Requirement: In the listing below, find every line with the string "fuertes" and pull it out.

Stored rows:
──────────
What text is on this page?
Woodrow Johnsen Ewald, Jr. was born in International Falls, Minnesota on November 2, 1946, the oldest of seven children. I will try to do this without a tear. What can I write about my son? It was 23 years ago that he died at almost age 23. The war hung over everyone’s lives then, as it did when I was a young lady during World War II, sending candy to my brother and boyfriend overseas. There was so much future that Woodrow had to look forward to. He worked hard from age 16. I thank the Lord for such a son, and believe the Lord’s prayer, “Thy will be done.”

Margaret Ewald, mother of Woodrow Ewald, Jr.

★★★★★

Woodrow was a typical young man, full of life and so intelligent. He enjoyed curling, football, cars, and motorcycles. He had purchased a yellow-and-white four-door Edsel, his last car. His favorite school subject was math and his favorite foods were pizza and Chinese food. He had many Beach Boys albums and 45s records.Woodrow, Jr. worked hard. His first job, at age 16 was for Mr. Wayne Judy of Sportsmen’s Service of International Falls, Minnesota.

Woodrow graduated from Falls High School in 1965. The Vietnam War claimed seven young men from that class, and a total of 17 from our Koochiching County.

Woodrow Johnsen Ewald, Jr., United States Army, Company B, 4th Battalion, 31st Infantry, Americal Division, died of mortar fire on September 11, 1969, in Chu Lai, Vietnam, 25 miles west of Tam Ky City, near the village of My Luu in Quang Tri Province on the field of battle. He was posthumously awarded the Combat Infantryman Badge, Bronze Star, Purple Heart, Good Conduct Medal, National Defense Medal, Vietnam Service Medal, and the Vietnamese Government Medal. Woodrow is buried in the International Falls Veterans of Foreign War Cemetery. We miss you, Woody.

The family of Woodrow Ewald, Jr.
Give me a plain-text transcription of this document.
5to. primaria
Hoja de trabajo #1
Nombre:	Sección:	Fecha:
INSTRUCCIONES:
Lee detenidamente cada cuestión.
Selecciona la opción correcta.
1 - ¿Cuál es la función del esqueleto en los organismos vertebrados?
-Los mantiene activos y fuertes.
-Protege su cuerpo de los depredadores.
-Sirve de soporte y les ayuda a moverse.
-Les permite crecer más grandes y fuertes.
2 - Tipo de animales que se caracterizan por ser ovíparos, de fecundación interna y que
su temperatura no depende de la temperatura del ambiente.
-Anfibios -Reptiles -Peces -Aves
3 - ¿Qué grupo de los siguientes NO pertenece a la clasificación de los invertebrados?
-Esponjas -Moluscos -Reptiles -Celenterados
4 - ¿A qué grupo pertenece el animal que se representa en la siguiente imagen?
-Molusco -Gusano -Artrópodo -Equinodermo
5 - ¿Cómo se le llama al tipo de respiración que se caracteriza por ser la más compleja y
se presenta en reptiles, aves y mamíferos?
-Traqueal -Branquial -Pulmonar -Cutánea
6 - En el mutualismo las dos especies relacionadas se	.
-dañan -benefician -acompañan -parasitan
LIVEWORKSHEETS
──────────
Solution for this task:
-Los mantiene activos y fuertes.
-Les permite crecer más grandes y fuertes.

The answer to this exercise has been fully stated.